* START *

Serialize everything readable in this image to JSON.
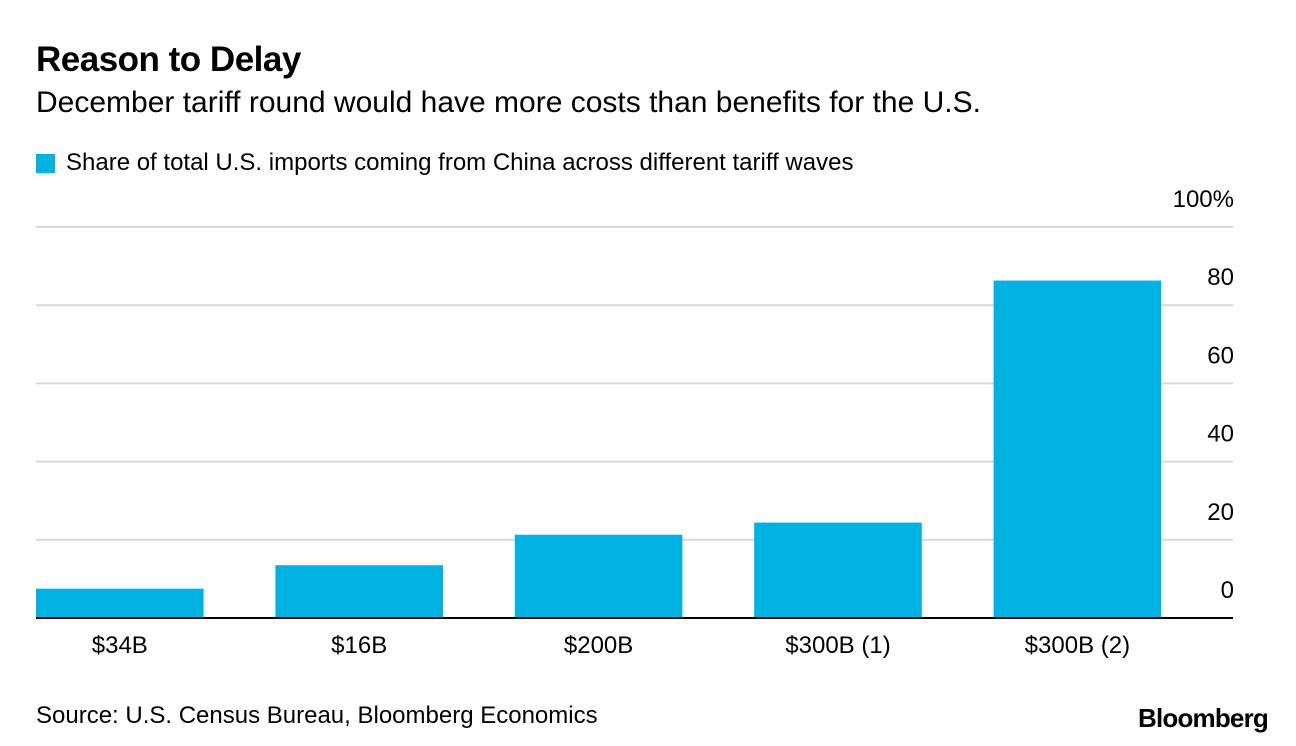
{
  "title": "Reason to Delay",
  "subtitle": "December tariff round would have more costs than benefits for the U.S.",
  "legend_label": "Share of total U.S. imports coming from China across different tariff waves",
  "source": "Source: U.S. Census Bureau, Bloomberg Economics",
  "brand": "Bloomberg",
  "colors": {
    "bar": "#00b2e1",
    "grid": "#d9d9d9",
    "axis": "#000000"
  },
  "chart_data": {
    "type": "bar",
    "title": "Reason to Delay",
    "subtitle": "December tariff round would have more costs than benefits for the U.S.",
    "categories": [
      "$34B",
      "$16B",
      "$200B",
      "$300B (1)",
      "$300B (2)"
    ],
    "series": [
      {
        "name": "Share of total U.S. imports coming from China across different tariff waves",
        "values": [
          7.5,
          13.5,
          21.3,
          24.4,
          86.3
        ]
      }
    ],
    "ylim": [
      0,
      100
    ],
    "yticks": [
      0,
      20,
      40,
      60,
      80,
      100
    ],
    "ytick_labels": [
      "0",
      "20",
      "40",
      "60",
      "80",
      "100%"
    ],
    "y_axis_side": "right",
    "grid": true,
    "xlabel": "",
    "ylabel": ""
  }
}
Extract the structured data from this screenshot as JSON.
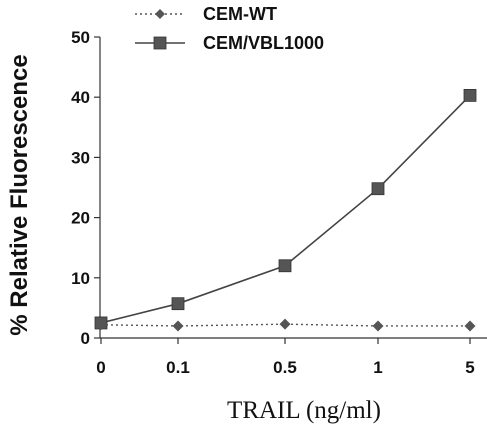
{
  "chart_data": {
    "type": "line",
    "categories": [
      "0",
      "0.1",
      "0.5",
      "1",
      "5"
    ],
    "xlabel": "TRAIL (ng/ml)",
    "ylabel": "% Relative Fluorescence",
    "ylim": [
      0,
      50
    ],
    "yticks": [
      "0",
      "10",
      "20",
      "30",
      "40",
      "50"
    ],
    "grid": false,
    "legend_position": "top-left",
    "series": [
      {
        "name": "CEM-WT",
        "values": [
          2.2,
          2.0,
          2.3,
          2.0,
          2.0
        ],
        "line_style": "dotted",
        "marker": "diamond",
        "color": "#555555"
      },
      {
        "name": "CEM/VBL1000",
        "values": [
          2.5,
          5.7,
          12.0,
          24.8,
          40.3
        ],
        "line_style": "solid",
        "marker": "square",
        "color": "#444444"
      }
    ]
  }
}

* END *

▶ YOUR TASK:
Copy every line of the records above that contains "ylabel".

▶ FULL SOLUTION:
    "ylabel": ""
    "ylabel": "% Relative Fluorescence",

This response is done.